## Instructions for the task
Please repeat all of the lines that follow, exactly as written.
==== The records ====
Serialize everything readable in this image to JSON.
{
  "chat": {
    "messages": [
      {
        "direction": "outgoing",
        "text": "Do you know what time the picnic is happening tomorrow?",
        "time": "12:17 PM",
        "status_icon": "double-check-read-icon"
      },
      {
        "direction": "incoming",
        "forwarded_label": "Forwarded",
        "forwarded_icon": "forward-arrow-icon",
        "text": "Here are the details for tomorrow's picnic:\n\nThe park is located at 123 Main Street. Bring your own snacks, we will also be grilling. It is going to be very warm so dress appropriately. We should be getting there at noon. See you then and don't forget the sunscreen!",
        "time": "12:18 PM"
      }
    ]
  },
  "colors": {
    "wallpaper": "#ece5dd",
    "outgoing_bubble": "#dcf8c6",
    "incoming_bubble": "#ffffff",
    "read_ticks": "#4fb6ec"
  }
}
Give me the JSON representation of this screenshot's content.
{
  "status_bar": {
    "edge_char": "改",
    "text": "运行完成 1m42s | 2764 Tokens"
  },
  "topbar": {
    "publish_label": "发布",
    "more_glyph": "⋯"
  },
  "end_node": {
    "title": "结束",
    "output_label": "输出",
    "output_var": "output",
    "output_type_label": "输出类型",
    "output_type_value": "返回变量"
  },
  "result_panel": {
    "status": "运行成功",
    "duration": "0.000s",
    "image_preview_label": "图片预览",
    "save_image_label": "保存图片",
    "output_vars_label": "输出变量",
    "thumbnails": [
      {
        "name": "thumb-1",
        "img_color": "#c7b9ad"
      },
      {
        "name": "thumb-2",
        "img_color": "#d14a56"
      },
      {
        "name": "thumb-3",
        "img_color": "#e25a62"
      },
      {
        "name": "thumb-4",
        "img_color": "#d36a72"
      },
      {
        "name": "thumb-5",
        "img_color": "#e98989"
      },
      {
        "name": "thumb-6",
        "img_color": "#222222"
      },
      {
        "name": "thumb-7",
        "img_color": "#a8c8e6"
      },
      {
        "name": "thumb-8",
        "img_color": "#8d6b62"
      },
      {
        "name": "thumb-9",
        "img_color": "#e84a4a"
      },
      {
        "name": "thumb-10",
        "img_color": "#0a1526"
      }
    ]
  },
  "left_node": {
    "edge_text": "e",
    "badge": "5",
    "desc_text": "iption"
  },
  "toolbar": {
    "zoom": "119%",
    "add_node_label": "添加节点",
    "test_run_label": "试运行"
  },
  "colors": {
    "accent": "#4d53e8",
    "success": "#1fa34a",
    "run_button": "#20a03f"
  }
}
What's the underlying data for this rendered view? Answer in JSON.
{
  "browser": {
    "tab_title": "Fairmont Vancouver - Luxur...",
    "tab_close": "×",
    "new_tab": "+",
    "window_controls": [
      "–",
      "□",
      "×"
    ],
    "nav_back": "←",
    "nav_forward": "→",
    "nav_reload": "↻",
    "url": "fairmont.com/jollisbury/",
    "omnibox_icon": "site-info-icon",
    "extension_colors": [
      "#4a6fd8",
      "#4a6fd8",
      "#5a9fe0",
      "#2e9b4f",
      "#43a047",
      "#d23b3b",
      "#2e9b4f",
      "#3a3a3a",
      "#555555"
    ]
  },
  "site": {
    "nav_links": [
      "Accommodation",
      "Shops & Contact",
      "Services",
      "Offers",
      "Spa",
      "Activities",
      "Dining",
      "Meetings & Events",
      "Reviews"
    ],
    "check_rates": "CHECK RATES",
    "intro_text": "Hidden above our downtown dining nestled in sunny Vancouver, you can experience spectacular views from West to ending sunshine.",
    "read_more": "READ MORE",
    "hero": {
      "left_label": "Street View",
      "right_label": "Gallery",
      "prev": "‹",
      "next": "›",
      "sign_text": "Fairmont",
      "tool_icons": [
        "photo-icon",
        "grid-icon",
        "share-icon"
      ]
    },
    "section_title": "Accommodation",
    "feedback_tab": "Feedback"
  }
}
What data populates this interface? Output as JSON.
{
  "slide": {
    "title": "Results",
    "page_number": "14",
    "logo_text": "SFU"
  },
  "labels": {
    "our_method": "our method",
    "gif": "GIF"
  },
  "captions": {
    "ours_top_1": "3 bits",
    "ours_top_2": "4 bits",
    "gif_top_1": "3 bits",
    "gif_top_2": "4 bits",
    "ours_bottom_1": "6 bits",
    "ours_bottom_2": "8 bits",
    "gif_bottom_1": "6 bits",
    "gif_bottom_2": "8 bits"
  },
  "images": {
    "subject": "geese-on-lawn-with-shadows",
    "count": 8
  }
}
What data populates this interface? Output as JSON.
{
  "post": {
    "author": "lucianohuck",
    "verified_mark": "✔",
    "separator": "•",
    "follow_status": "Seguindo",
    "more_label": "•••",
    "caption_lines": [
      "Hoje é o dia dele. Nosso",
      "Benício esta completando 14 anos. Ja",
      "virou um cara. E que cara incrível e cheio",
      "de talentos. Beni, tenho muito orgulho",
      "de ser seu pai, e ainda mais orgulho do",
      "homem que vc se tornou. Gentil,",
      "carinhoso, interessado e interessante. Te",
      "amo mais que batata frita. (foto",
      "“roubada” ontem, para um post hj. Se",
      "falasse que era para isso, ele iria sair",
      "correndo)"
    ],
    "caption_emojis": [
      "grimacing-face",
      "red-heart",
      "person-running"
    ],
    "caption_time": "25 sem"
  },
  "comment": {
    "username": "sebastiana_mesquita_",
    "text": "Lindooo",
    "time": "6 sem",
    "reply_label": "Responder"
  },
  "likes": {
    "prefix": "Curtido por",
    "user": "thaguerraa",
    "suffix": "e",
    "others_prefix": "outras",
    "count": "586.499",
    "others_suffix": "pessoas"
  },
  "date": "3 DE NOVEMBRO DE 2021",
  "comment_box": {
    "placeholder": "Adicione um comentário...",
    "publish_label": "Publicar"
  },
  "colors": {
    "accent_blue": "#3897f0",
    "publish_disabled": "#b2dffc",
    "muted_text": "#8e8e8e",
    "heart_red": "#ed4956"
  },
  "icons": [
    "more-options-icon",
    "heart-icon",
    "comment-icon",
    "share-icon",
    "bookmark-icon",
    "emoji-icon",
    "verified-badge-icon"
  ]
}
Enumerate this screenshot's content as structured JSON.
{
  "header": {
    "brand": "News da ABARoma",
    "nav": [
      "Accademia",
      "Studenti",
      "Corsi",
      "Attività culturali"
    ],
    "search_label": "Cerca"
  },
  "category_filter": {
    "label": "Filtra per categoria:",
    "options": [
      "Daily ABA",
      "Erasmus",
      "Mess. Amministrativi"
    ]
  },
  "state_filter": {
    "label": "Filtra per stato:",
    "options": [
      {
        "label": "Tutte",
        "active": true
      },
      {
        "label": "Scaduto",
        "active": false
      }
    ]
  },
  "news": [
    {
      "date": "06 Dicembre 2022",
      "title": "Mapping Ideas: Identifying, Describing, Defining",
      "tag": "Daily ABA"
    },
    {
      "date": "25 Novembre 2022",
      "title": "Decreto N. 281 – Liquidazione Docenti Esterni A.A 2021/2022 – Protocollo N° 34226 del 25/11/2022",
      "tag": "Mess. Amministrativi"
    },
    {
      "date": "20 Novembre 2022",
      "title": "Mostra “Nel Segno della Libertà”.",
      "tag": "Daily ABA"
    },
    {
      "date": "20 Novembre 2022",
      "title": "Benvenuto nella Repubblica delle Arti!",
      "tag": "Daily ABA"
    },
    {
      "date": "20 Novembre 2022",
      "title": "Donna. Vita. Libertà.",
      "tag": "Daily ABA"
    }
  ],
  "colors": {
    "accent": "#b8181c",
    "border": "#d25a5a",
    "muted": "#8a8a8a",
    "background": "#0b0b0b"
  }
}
====
## The output
Serialize everything readable in this image to JSON.
{
  "chat": {
    "messages": [
      {
        "direction": "outgoing",
        "text": "Do you know what time the picnic is happening tomorrow?",
        "time": "12:17 PM",
        "status_icon": "double-check-read-icon"
      },
      {
        "direction": "incoming",
        "forwarded_label": "Forwarded",
        "forwarded_icon": "forward-arrow-icon",
        "text": "Here are the details for tomorrow's picnic:\n\nThe park is located at 123 Main Street. Bring your own snacks, we will also be grilling. It is going to be very warm so dress appropriately. We should be getting there at noon. See you then and don't forget the sunscreen!",
        "time": "12:18 PM"
      }
    ]
  },
  "colors": {
    "wallpaper": "#ece5dd",
    "outgoing_bubble": "#dcf8c6",
    "incoming_bubble": "#ffffff",
    "read_ticks": "#4fb6ec"
  }
}
Give me the JSON representation of this screenshot's content.
{
  "status_bar": {
    "edge_char": "改",
    "text": "运行完成 1m42s | 2764 Tokens"
  },
  "topbar": {
    "publish_label": "发布",
    "more_glyph": "⋯"
  },
  "end_node": {
    "title": "结束",
    "output_label": "输出",
    "output_var": "output",
    "output_type_label": "输出类型",
    "output_type_value": "返回变量"
  },
  "result_panel": {
    "status": "运行成功",
    "duration": "0.000s",
    "image_preview_label": "图片预览",
    "save_image_label": "保存图片",
    "output_vars_label": "输出变量",
    "thumbnails": [
      {
        "name": "thumb-1",
        "img_color": "#c7b9ad"
      },
      {
        "name": "thumb-2",
        "img_color": "#d14a56"
      },
      {
        "name": "thumb-3",
        "img_color": "#e25a62"
      },
      {
        "name": "thumb-4",
        "img_color": "#d36a72"
      },
      {
        "name": "thumb-5",
        "img_color": "#e98989"
      },
      {
        "name": "thumb-6",
        "img_color": "#222222"
      },
      {
        "name": "thumb-7",
        "img_color": "#a8c8e6"
      },
      {
        "name": "thumb-8",
        "img_color": "#8d6b62"
      },
      {
        "name": "thumb-9",
        "img_color": "#e84a4a"
      },
      {
        "name": "thumb-10",
        "img_color": "#0a1526"
      }
    ]
  },
  "left_node": {
    "edge_text": "e",
    "badge": "5",
    "desc_text": "iption"
  },
  "toolbar": {
    "zoom": "119%",
    "add_node_label": "添加节点",
    "test_run_label": "试运行"
  },
  "colors": {
    "accent": "#4d53e8",
    "success": "#1fa34a",
    "run_button": "#20a03f"
  }
}
What's the underlying data for this rendered view? Answer in JSON.
{
  "browser": {
    "tab_title": "Fairmont Vancouver - Luxur...",
    "tab_close": "×",
    "new_tab": "+",
    "window_controls": [
      "–",
      "□",
      "×"
    ],
    "nav_back": "←",
    "nav_forward": "→",
    "nav_reload": "↻",
    "url": "fairmont.com/jollisbury/",
    "omnibox_icon": "site-info-icon",
    "extension_colors": [
      "#4a6fd8",
      "#4a6fd8",
      "#5a9fe0",
      "#2e9b4f",
      "#43a047",
      "#d23b3b",
      "#2e9b4f",
      "#3a3a3a",
      "#555555"
    ]
  },
  "site": {
    "nav_links": [
      "Accommodation",
      "Shops & Contact",
      "Services",
      "Offers",
      "Spa",
      "Activities",
      "Dining",
      "Meetings & Events",
      "Reviews"
    ],
    "check_rates": "CHECK RATES",
    "intro_text": "Hidden above our downtown dining nestled in sunny Vancouver, you can experience spectacular views from West to ending sunshine.",
    "read_more": "READ MORE",
    "hero": {
      "left_label": "Street View",
      "right_label": "Gallery",
      "prev": "‹",
      "next": "›",
      "sign_text": "Fairmont",
      "tool_icons": [
        "photo-icon",
        "grid-icon",
        "share-icon"
      ]
    },
    "section_title": "Accommodation",
    "feedback_tab": "Feedback"
  }
}
What data populates this interface? Output as JSON.
{
  "slide": {
    "title": "Results",
    "page_number": "14",
    "logo_text": "SFU"
  },
  "labels": {
    "our_method": "our method",
    "gif": "GIF"
  },
  "captions": {
    "ours_top_1": "3 bits",
    "ours_top_2": "4 bits",
    "gif_top_1": "3 bits",
    "gif_top_2": "4 bits",
    "ours_bottom_1": "6 bits",
    "ours_bottom_2": "8 bits",
    "gif_bottom_1": "6 bits",
    "gif_bottom_2": "8 bits"
  },
  "images": {
    "subject": "geese-on-lawn-with-shadows",
    "count": 8
  }
}
What data populates this interface? Output as JSON.
{
  "post": {
    "author": "lucianohuck",
    "verified_mark": "✔",
    "separator": "•",
    "follow_status": "Seguindo",
    "more_label": "•••",
    "caption_lines": [
      "Hoje é o dia dele. Nosso",
      "Benício esta completando 14 anos. Ja",
      "virou um cara. E que cara incrível e cheio",
      "de talentos. Beni, tenho muito orgulho",
      "de ser seu pai, e ainda mais orgulho do",
      "homem que vc se tornou. Gentil,",
      "carinhoso, interessado e interessante. Te",
      "amo mais que batata frita. (foto",
      "“roubada” ontem, para um post hj. Se",
      "falasse que era para isso, ele iria sair",
      "correndo)"
    ],
    "caption_emojis": [
      "grimacing-face",
      "red-heart",
      "person-running"
    ],
    "caption_time": "25 sem"
  },
  "comment": {
    "username": "sebastiana_mesquita_",
    "text": "Lindooo",
    "time": "6 sem",
    "reply_label": "Responder"
  },
  "likes": {
    "prefix": "Curtido por",
    "user": "thaguerraa",
    "suffix": "e",
    "others_prefix": "outras",
    "count": "586.499",
    "others_suffix": "pessoas"
  },
  "date": "3 DE NOVEMBRO DE 2021",
  "comment_box": {
    "placeholder": "Adicione um comentário...",
    "publish_label": "Publicar"
  },
  "colors": {
    "accent_blue": "#3897f0",
    "publish_disabled": "#b2dffc",
    "muted_text": "#8e8e8e",
    "heart_red": "#ed4956"
  },
  "icons": [
    "more-options-icon",
    "heart-icon",
    "comment-icon",
    "share-icon",
    "bookmark-icon",
    "emoji-icon",
    "verified-badge-icon"
  ]
}
Enumerate this screenshot's content as structured JSON.
{
  "header": {
    "brand": "News da ABARoma",
    "nav": [
      "Accademia",
      "Studenti",
      "Corsi",
      "Attività culturali"
    ],
    "search_label": "Cerca"
  },
  "category_filter": {
    "label": "Filtra per categoria:",
    "options": [
      "Daily ABA",
      "Erasmus",
      "Mess. Amministrativi"
    ]
  },
  "state_filter": {
    "label": "Filtra per stato:",
    "options": [
      {
        "label": "Tutte",
        "active": true
      },
      {
        "label": "Scaduto",
        "active": false
      }
    ]
  },
  "news": [
    {
      "date": "06 Dicembre 2022",
      "title": "Mapping Ideas: Identifying, Describing, Defining",
      "tag": "Daily ABA"
    },
    {
      "date": "25 Novembre 2022",
      "title": "Decreto N. 281 – Liquidazione Docenti Esterni A.A 2021/2022 – Protocollo N° 34226 del 25/11/2022",
      "tag": "Mess. Amministrativi"
    },
    {
      "date": "20 Novembre 2022",
      "title": "Mostra “Nel Segno della Libertà”.",
      "tag": "Daily ABA"
    },
    {
      "date": "20 Novembre 2022",
      "title": "Benvenuto nella Repubblica delle Arti!",
      "tag": "Daily ABA"
    },
    {
      "date": "20 Novembre 2022",
      "title": "Donna. Vita. Libertà.",
      "tag": "Daily ABA"
    }
  ],
  "colors": {
    "accent": "#b8181c",
    "border": "#d25a5a",
    "muted": "#8a8a8a",
    "background": "#0b0b0b"
  }
}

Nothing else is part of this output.